PROBLEM DESCRIPTION: Give nothing except the number of lines containing the word "Paul".

RECORDS SUPPLIED:
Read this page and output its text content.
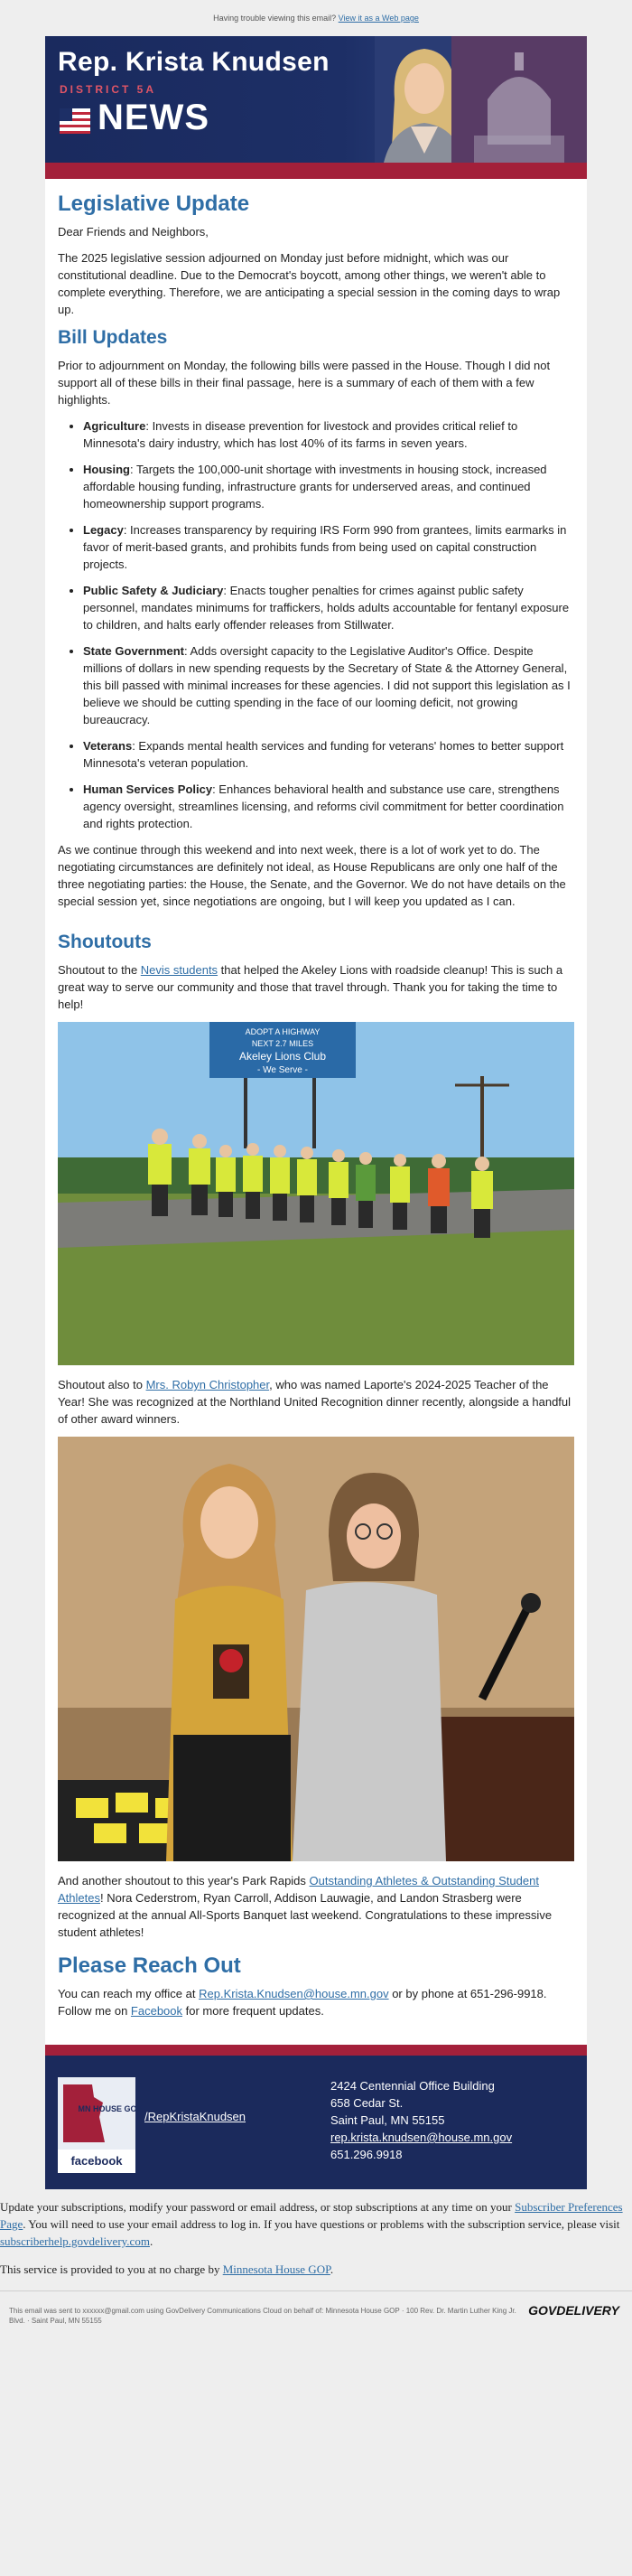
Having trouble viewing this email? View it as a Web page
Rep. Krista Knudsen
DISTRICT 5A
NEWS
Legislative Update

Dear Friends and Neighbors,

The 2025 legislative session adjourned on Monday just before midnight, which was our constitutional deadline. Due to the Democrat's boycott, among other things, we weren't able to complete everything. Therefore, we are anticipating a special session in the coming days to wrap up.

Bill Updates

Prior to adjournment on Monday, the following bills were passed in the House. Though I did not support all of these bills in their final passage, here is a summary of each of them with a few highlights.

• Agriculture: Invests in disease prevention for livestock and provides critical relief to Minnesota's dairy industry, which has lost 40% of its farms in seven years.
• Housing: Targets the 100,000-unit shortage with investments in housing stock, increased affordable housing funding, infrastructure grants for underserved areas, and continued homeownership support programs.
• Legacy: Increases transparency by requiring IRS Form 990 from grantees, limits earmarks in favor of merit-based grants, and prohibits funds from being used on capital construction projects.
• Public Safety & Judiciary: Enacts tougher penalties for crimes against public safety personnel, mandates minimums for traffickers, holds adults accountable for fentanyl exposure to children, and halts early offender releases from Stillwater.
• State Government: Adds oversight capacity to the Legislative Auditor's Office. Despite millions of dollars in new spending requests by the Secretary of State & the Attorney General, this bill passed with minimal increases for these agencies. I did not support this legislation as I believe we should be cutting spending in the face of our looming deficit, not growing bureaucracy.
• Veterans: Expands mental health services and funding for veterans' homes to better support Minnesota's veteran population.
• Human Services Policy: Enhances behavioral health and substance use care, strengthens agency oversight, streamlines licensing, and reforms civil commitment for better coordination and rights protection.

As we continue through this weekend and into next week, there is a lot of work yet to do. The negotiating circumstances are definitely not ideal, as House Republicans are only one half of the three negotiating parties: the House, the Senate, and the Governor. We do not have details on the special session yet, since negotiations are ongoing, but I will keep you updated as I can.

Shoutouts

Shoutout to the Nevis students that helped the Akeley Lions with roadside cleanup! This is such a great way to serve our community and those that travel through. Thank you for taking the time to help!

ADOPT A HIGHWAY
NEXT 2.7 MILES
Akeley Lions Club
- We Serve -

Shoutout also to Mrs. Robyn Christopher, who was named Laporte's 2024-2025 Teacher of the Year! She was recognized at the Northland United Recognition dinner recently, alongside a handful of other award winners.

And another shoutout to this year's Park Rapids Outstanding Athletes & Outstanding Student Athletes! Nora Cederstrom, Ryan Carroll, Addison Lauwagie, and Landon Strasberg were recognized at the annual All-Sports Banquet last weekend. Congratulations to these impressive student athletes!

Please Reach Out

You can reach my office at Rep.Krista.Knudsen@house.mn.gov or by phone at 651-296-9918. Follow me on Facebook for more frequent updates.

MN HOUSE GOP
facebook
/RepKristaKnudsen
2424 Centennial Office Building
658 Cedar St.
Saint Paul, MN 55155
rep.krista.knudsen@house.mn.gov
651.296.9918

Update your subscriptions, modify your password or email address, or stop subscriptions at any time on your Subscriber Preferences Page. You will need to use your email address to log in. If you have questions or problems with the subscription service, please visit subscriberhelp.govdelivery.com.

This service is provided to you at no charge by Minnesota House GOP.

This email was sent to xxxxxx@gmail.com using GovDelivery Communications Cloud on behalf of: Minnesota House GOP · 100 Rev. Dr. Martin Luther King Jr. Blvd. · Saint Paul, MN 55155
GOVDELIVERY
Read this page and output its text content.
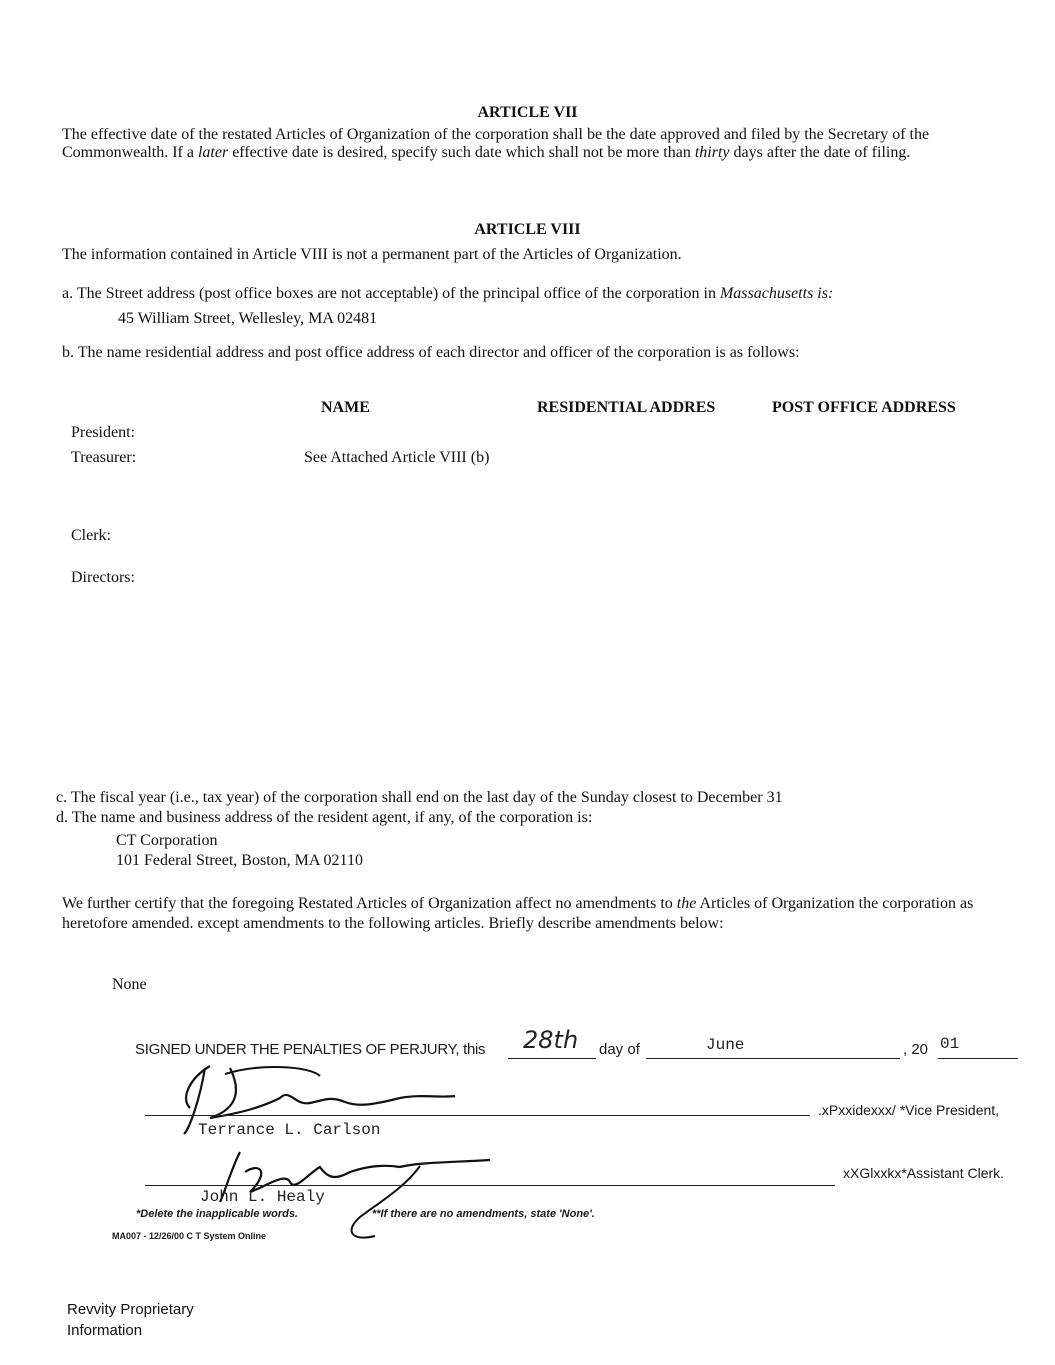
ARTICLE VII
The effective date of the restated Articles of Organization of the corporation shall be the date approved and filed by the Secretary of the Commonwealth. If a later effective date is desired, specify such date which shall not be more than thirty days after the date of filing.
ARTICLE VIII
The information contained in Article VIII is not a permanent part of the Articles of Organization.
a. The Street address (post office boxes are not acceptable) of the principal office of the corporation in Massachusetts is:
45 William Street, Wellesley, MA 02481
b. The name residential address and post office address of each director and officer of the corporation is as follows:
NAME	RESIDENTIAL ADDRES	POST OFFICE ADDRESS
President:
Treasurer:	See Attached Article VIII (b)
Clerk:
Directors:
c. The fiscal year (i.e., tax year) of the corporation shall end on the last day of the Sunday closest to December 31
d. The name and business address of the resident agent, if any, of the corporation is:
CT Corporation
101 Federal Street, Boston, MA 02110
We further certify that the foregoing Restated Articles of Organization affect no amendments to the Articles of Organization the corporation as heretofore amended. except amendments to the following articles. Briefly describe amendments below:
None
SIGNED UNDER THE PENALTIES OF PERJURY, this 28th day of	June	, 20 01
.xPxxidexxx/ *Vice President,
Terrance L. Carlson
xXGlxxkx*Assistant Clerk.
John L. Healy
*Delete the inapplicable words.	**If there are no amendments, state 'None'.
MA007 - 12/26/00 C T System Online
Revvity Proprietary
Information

* * *

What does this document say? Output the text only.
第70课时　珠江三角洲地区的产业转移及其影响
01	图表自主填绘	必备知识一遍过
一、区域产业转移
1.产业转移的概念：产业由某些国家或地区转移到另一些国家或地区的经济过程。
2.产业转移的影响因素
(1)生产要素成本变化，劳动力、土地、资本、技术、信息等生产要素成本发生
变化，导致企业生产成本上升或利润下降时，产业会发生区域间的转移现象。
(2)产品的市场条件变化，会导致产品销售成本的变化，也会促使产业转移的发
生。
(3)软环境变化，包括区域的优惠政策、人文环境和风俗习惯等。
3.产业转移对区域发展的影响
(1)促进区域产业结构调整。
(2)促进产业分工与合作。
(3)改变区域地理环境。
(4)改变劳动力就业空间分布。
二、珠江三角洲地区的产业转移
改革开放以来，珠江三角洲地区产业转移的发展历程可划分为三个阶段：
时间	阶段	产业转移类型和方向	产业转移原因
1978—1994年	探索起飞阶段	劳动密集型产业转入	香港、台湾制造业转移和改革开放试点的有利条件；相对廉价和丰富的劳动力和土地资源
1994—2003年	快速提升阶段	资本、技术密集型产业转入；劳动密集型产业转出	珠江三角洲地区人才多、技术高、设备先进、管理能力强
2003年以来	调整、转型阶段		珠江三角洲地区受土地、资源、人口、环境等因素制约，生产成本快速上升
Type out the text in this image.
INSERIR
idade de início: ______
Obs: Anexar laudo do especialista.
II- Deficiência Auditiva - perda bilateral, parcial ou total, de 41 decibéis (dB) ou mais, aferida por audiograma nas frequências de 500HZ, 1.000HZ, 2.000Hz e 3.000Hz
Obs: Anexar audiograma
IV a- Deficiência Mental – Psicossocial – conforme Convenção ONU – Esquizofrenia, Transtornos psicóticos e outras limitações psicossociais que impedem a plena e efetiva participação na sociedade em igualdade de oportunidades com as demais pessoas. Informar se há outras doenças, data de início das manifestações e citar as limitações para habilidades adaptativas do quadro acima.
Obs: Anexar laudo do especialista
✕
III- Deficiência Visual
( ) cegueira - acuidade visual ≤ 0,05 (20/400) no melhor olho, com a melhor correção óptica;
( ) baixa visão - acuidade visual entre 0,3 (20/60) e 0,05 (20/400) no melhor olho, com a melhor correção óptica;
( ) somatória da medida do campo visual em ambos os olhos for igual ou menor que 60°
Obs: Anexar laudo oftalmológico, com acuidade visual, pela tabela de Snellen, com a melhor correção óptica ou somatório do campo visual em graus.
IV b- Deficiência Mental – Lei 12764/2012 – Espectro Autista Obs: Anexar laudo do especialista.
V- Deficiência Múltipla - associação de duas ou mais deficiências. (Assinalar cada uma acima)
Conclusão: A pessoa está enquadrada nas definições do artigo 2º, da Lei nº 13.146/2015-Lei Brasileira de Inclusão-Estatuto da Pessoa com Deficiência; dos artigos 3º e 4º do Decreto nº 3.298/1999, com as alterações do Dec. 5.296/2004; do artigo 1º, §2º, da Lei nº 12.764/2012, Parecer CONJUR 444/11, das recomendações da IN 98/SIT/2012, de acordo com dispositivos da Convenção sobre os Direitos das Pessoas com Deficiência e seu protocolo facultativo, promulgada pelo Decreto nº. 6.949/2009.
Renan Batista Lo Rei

--

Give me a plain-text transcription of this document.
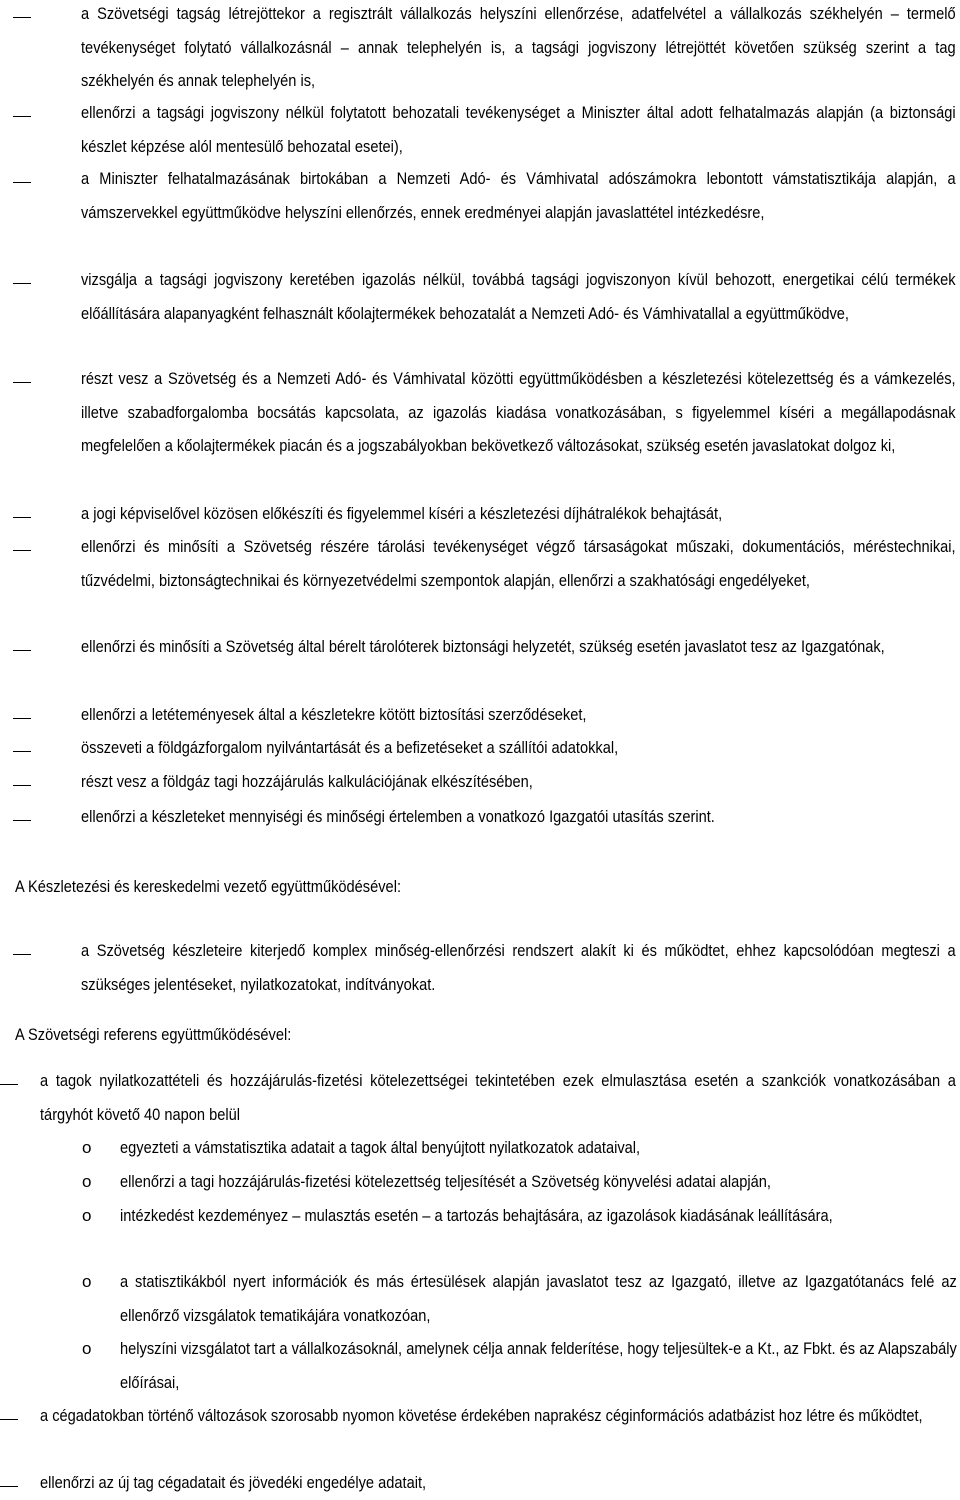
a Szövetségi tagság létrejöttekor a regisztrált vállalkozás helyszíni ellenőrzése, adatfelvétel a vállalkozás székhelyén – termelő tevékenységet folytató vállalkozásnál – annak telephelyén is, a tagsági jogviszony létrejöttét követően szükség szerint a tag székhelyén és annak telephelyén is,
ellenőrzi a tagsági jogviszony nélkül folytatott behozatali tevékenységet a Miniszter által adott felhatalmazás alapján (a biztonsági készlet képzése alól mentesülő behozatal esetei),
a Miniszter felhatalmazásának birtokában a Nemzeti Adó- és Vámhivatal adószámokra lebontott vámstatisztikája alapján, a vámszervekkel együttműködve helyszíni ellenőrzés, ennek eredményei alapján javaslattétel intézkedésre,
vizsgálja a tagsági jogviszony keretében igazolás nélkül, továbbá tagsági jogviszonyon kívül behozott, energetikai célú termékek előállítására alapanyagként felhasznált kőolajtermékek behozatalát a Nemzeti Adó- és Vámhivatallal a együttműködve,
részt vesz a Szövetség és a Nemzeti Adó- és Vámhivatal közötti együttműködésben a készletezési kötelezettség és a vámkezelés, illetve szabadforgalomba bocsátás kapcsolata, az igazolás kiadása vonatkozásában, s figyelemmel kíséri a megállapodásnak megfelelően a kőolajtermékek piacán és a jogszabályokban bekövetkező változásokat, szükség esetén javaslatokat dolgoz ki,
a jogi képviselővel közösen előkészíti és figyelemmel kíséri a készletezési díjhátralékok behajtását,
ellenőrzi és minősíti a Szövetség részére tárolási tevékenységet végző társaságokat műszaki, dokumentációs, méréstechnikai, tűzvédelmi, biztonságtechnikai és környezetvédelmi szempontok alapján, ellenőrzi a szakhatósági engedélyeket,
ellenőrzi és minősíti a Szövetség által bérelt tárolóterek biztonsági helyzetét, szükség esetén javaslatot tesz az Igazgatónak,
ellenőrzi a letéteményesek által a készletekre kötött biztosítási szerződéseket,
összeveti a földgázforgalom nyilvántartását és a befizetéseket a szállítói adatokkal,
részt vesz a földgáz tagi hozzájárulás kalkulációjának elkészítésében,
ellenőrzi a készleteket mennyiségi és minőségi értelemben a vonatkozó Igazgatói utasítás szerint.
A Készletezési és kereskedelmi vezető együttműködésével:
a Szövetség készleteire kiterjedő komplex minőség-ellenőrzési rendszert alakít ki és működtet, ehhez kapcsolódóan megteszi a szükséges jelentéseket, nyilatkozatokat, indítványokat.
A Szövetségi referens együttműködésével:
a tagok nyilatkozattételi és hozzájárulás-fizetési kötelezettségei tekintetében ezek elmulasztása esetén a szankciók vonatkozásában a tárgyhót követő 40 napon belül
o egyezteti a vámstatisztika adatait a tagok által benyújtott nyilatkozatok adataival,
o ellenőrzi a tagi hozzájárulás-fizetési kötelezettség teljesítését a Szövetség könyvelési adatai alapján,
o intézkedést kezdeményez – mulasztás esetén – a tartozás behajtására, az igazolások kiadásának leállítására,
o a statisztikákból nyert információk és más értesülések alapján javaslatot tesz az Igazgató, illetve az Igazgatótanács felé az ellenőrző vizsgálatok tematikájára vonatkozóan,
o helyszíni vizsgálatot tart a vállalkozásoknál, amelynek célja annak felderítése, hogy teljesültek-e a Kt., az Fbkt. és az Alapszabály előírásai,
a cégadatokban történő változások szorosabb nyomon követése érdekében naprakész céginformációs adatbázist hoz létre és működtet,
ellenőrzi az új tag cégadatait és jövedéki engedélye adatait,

EXPECTED OUTPUT: 2